───── STORED ROWS

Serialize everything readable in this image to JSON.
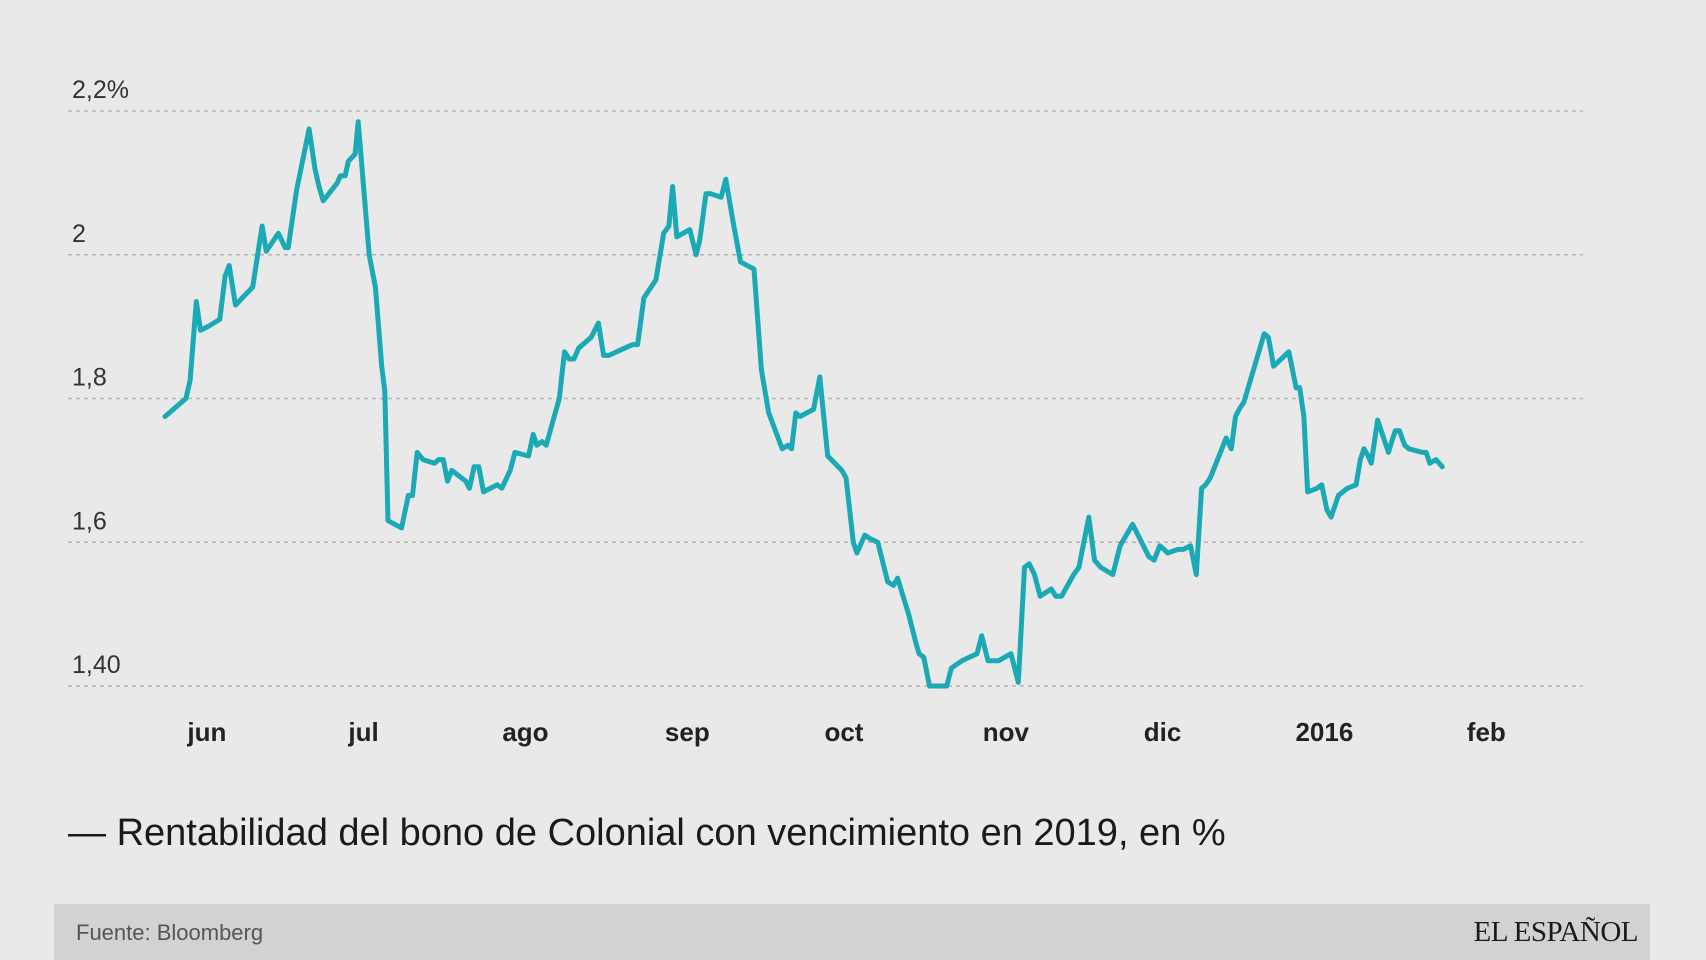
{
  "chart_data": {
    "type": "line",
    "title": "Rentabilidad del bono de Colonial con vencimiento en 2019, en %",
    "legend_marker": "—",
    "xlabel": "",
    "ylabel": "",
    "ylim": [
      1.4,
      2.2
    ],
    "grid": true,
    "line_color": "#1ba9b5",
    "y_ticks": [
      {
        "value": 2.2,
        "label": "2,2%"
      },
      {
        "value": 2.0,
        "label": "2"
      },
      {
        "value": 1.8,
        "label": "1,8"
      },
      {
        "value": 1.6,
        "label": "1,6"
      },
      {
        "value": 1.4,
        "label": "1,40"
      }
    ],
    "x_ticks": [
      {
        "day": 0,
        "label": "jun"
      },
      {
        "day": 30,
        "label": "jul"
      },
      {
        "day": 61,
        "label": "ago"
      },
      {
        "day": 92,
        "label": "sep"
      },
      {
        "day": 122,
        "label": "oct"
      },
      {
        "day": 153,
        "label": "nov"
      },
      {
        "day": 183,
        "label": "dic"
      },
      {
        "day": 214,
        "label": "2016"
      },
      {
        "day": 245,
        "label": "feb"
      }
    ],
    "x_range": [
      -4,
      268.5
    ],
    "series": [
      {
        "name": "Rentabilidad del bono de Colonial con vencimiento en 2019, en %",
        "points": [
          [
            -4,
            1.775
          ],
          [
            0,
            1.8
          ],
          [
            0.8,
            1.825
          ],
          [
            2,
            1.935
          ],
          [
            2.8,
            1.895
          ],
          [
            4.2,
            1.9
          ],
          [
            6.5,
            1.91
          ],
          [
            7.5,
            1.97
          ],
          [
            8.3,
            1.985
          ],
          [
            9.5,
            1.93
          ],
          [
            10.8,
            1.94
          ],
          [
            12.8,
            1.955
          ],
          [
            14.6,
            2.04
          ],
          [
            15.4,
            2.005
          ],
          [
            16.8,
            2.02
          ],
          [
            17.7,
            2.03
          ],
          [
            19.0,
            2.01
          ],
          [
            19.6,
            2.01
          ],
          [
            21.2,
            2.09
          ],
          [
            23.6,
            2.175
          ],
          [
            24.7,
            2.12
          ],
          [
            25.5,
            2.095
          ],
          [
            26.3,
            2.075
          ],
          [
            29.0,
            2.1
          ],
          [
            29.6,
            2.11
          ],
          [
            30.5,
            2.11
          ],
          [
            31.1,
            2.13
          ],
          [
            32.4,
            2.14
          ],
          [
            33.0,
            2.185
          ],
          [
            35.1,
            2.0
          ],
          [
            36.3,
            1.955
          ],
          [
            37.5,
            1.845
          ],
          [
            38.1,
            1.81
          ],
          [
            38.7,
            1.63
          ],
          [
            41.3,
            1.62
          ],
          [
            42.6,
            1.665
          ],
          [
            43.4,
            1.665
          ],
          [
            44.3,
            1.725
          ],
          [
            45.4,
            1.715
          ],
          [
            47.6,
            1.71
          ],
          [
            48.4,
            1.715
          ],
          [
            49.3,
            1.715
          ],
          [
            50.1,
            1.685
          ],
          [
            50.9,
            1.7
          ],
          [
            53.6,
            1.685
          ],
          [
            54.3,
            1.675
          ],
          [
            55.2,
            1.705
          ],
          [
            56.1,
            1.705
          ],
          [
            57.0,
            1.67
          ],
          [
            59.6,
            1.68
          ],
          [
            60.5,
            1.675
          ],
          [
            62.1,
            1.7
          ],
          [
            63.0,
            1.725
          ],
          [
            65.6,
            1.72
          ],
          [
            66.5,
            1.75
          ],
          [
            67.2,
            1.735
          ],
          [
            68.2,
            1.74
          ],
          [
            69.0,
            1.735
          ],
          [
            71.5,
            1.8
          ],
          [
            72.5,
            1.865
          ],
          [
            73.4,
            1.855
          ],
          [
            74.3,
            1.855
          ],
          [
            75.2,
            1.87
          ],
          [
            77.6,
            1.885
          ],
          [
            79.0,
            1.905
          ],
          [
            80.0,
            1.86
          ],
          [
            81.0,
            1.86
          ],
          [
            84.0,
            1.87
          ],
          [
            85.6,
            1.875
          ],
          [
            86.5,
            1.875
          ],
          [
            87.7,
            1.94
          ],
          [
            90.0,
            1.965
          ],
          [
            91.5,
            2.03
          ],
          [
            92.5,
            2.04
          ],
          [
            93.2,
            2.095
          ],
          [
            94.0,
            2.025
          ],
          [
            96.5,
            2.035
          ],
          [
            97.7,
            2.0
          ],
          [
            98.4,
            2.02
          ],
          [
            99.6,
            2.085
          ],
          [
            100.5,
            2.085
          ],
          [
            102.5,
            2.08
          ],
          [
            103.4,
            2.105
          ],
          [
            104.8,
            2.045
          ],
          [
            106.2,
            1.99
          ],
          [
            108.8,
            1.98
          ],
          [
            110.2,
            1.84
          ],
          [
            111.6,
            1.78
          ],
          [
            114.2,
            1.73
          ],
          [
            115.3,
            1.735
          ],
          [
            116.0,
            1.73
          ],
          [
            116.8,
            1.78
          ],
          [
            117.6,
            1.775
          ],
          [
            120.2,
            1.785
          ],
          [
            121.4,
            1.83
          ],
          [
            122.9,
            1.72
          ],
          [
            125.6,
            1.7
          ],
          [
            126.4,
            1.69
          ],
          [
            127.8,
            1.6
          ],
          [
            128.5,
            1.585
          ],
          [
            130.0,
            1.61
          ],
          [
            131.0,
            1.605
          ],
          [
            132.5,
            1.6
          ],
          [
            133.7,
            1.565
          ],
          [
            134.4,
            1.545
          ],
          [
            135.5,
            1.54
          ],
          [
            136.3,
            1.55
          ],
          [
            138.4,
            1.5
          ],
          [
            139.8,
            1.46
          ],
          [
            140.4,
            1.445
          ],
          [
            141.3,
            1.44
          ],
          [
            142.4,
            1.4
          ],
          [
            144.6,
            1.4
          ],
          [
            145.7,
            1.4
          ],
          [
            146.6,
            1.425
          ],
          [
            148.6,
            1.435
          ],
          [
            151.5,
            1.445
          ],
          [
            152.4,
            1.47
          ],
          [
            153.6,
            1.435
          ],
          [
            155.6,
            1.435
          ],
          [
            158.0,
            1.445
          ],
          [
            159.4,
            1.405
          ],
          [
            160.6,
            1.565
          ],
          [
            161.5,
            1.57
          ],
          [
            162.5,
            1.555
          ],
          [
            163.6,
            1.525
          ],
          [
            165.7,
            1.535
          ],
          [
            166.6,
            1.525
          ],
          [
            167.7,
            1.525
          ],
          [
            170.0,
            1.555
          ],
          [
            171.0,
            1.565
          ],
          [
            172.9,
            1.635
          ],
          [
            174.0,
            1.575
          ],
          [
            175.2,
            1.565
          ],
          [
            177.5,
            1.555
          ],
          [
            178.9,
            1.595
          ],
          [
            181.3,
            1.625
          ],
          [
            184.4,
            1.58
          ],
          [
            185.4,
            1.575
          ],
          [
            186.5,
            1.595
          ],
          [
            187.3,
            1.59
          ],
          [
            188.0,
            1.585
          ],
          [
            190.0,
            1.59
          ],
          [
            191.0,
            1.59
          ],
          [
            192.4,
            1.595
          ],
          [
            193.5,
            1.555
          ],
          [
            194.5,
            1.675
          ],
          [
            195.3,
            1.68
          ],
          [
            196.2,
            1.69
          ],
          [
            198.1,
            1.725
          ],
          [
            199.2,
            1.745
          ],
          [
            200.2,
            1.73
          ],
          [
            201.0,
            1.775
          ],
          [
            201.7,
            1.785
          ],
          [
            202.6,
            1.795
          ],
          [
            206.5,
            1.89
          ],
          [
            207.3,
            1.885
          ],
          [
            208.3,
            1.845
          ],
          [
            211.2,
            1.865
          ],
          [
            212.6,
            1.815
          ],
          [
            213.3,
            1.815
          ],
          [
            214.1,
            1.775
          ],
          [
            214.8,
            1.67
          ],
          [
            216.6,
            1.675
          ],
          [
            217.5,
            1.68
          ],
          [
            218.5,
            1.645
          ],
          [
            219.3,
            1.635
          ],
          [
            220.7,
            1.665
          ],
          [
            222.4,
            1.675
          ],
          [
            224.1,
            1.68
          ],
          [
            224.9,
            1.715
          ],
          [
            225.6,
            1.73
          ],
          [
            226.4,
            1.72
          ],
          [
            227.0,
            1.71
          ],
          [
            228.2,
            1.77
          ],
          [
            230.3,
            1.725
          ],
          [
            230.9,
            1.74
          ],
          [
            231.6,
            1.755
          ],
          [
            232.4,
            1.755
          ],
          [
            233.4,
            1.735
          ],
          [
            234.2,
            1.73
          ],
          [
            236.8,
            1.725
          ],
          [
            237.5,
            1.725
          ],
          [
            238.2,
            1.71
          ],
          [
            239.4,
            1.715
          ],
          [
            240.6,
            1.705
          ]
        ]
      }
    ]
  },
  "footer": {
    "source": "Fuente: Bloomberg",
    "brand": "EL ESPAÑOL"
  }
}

──────────

TASK TO CARRY OUT
Which lines of the material contain the string "vencimiento"? List each of them.

COMPLETE OUTPUT
    "title": "Rentabilidad del bono de Colonial con vencimiento en 2019, en %",
        "name": "Rentabilidad del bono de Colonial con vencimiento en 2019, en %",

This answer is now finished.